[Records from a data source]

----------------------------------------

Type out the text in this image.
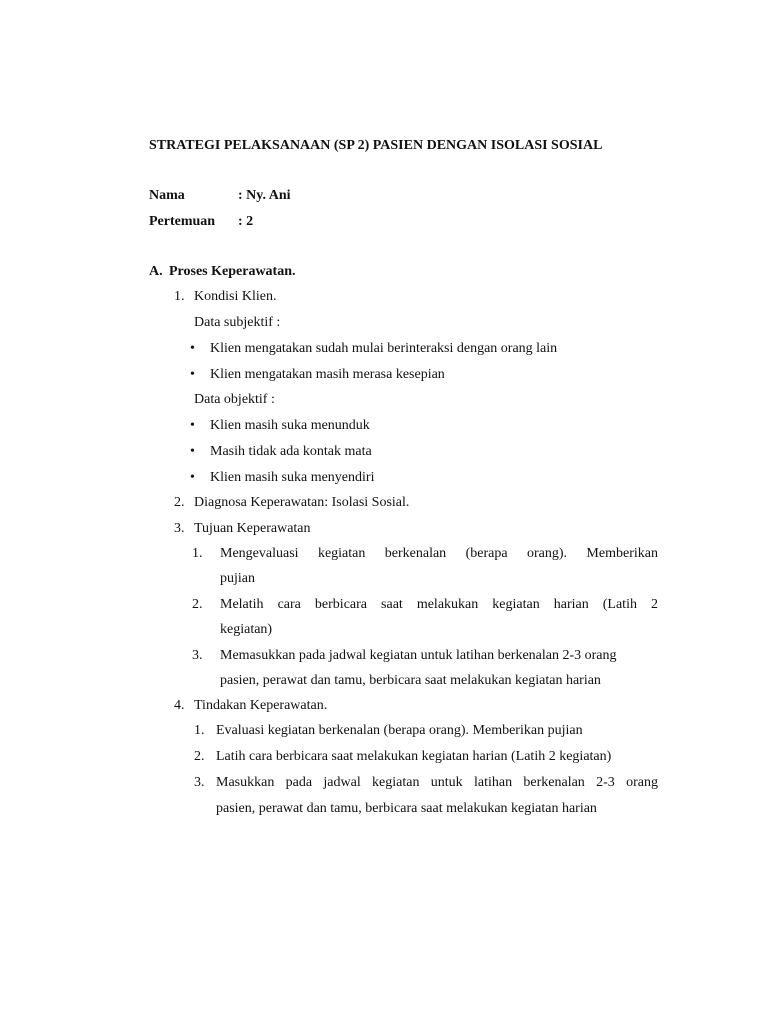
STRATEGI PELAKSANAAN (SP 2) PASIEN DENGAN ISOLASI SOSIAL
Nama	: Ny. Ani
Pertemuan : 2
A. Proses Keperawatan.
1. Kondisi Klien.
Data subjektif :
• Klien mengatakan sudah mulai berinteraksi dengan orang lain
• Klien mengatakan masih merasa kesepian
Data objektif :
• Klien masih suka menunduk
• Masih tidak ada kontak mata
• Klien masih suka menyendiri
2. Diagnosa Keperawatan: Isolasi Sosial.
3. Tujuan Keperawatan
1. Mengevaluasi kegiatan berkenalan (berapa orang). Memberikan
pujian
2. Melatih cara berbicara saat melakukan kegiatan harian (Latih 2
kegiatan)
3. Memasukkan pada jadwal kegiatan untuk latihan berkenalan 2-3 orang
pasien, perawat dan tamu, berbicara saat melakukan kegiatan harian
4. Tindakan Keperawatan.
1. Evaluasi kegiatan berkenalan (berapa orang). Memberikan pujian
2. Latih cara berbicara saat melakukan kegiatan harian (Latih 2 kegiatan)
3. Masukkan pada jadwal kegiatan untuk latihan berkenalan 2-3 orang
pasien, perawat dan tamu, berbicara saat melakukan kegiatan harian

----------------------------------------

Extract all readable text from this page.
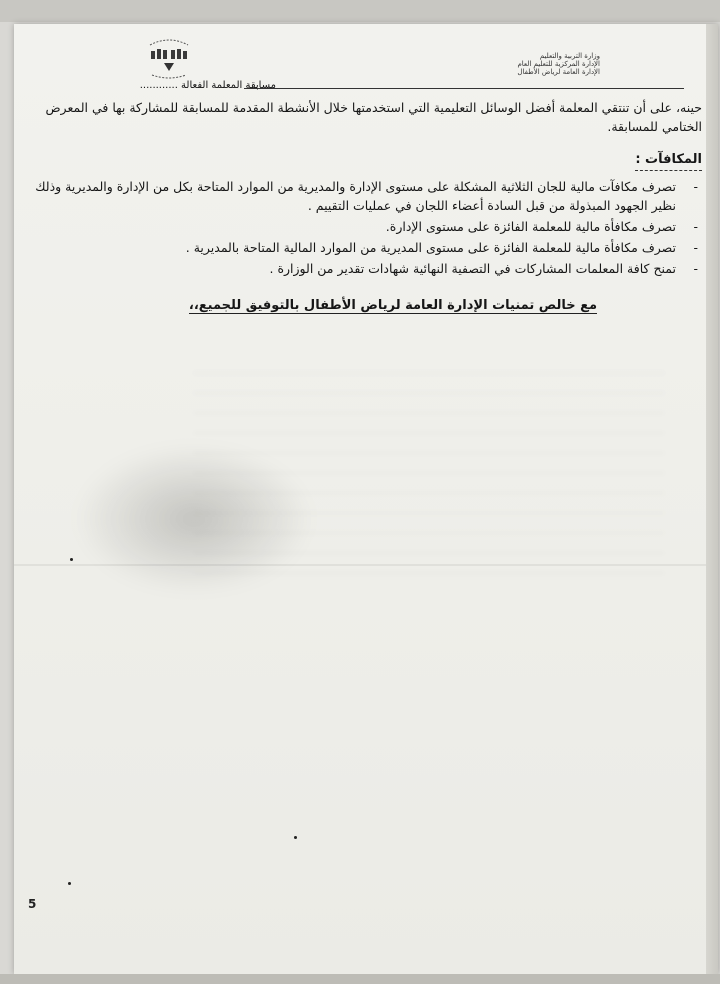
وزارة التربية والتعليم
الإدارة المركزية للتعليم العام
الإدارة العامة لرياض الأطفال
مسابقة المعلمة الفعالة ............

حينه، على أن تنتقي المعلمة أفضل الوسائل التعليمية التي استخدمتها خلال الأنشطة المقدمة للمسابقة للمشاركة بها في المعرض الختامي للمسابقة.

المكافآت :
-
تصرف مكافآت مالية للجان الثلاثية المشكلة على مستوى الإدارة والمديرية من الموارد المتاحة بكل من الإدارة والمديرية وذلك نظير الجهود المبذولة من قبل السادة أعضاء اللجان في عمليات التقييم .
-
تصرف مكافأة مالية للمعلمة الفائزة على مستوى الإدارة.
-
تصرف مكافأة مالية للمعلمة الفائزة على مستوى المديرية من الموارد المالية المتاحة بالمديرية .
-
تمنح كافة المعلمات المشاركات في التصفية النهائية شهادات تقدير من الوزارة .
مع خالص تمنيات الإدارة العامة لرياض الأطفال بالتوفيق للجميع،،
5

----------------------------------------

Going through the entries above line by line, work out how many lines include the word "لرياض". Only the number is required.

2